- _Information supplied_
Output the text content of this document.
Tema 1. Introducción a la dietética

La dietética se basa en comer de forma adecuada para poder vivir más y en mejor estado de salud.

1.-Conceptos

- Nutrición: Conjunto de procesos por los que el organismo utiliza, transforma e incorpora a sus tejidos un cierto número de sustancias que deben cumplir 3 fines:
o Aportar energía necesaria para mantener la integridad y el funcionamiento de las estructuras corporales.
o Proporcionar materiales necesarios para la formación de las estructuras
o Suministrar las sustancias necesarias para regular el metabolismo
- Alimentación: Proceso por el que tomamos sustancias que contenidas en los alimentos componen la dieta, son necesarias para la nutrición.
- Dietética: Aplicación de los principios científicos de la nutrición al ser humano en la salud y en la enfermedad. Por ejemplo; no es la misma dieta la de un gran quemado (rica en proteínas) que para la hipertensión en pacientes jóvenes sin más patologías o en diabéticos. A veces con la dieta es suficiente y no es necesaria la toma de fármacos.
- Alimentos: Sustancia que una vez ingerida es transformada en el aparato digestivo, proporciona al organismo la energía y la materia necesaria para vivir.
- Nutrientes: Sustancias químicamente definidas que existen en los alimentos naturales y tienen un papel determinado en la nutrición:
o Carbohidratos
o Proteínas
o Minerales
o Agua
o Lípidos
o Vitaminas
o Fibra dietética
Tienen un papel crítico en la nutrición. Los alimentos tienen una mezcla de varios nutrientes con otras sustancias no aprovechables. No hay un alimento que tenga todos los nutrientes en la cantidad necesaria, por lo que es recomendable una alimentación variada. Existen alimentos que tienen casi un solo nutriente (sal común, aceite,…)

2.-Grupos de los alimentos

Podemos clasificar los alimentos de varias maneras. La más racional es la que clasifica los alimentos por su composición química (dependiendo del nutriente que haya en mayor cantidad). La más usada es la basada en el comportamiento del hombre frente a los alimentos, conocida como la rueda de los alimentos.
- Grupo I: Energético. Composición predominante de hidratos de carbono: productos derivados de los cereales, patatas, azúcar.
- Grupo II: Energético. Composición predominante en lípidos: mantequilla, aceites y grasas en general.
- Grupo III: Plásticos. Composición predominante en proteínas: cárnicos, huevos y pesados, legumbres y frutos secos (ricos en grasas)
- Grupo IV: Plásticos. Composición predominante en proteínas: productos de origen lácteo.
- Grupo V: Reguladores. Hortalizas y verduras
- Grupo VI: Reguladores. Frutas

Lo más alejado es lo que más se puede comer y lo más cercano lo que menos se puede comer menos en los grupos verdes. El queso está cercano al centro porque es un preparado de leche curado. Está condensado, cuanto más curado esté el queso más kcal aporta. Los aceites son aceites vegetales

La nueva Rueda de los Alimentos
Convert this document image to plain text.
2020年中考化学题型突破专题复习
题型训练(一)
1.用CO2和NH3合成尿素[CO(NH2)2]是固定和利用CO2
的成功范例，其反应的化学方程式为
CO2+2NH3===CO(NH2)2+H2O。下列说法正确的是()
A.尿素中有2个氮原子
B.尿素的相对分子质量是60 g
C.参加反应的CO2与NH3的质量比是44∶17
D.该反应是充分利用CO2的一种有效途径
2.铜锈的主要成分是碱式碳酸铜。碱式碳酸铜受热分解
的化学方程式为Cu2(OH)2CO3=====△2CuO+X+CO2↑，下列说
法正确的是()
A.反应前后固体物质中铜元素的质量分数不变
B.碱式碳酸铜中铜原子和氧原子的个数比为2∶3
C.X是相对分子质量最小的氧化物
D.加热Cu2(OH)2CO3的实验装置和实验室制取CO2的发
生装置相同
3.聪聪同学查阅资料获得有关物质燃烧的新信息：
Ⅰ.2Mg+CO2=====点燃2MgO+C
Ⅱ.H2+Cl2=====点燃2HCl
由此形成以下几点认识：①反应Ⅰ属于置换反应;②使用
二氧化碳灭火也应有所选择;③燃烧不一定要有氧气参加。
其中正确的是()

- _The task_
Extract each line of the listing above, copying it word for word.

- _Answer below_
Output the text content of this document.
Tema 1. Introducción a la dietética

La dietética se basa en comer de forma adecuada para poder vivir más y en mejor estado de salud.

1.-Conceptos

- Nutrición: Conjunto de procesos por los que el organismo utiliza, transforma e incorpora a sus tejidos un cierto número de sustancias que deben cumplir 3 fines:
o Aportar energía necesaria para mantener la integridad y el funcionamiento de las estructuras corporales.
o Proporcionar materiales necesarios para la formación de las estructuras
o Suministrar las sustancias necesarias para regular el metabolismo
- Alimentación: Proceso por el que tomamos sustancias que contenidas en los alimentos componen la dieta, son necesarias para la nutrición.
- Dietética: Aplicación de los principios científicos de la nutrición al ser humano en la salud y en la enfermedad. Por ejemplo; no es la misma dieta la de un gran quemado (rica en proteínas) que para la hipertensión en pacientes jóvenes sin más patologías o en diabéticos. A veces con la dieta es suficiente y no es necesaria la toma de fármacos.
- Alimentos: Sustancia que una vez ingerida es transformada en el aparato digestivo, proporciona al organismo la energía y la materia necesaria para vivir.
- Nutrientes: Sustancias químicamente definidas que existen en los alimentos naturales y tienen un papel determinado en la nutrición:
o Carbohidratos
o Proteínas
o Minerales
o Agua
o Lípidos
o Vitaminas
o Fibra dietética
Tienen un papel crítico en la nutrición. Los alimentos tienen una mezcla de varios nutrientes con otras sustancias no aprovechables. No hay un alimento que tenga todos los nutrientes en la cantidad necesaria, por lo que es recomendable una alimentación variada. Existen alimentos que tienen casi un solo nutriente (sal común, aceite,…)

2.-Grupos de los alimentos

Podemos clasificar los alimentos de varias maneras. La más racional es la que clasifica los alimentos por su composición química (dependiendo del nutriente que haya en mayor cantidad). La más usada es la basada en el comportamiento del hombre frente a los alimentos, conocida como la rueda de los alimentos.
- Grupo I: Energético. Composición predominante de hidratos de carbono: productos derivados de los cereales, patatas, azúcar.
- Grupo II: Energético. Composición predominante en lípidos: mantequilla, aceites y grasas en general.
- Grupo III: Plásticos. Composición predominante en proteínas: cárnicos, huevos y pesados, legumbres y frutos secos (ricos en grasas)
- Grupo IV: Plásticos. Composición predominante en proteínas: productos de origen lácteo.
- Grupo V: Reguladores. Hortalizas y verduras
- Grupo VI: Reguladores. Frutas

Lo más alejado es lo que más se puede comer y lo más cercano lo que menos se puede comer menos en los grupos verdes. El queso está cercano al centro porque es un preparado de leche curado. Está condensado, cuanto más curado esté el queso más kcal aporta. Los aceites son aceites vegetales

La nueva Rueda de los Alimentos
Convert this document image to plain text.
2020年中考化学题型突破专题复习
题型训练(一)
1.用CO2和NH3合成尿素[CO(NH2)2]是固定和利用CO2
的成功范例，其反应的化学方程式为
CO2+2NH3===CO(NH2)2+H2O。下列说法正确的是()
A.尿素中有2个氮原子
B.尿素的相对分子质量是60 g
C.参加反应的CO2与NH3的质量比是44∶17
D.该反应是充分利用CO2的一种有效途径
2.铜锈的主要成分是碱式碳酸铜。碱式碳酸铜受热分解
的化学方程式为Cu2(OH)2CO3=====△2CuO+X+CO2↑，下列说
法正确的是()
A.反应前后固体物质中铜元素的质量分数不变
B.碱式碳酸铜中铜原子和氧原子的个数比为2∶3
C.X是相对分子质量最小的氧化物
D.加热Cu2(OH)2CO3的实验装置和实验室制取CO2的发
生装置相同
3.聪聪同学查阅资料获得有关物质燃烧的新信息：
Ⅰ.2Mg+CO2=====点燃2MgO+C
Ⅱ.H2+Cl2=====点燃2HCl
由此形成以下几点认识：①反应Ⅰ属于置换反应;②使用
二氧化碳灭火也应有所选择;③燃烧不一定要有氧气参加。
其中正确的是()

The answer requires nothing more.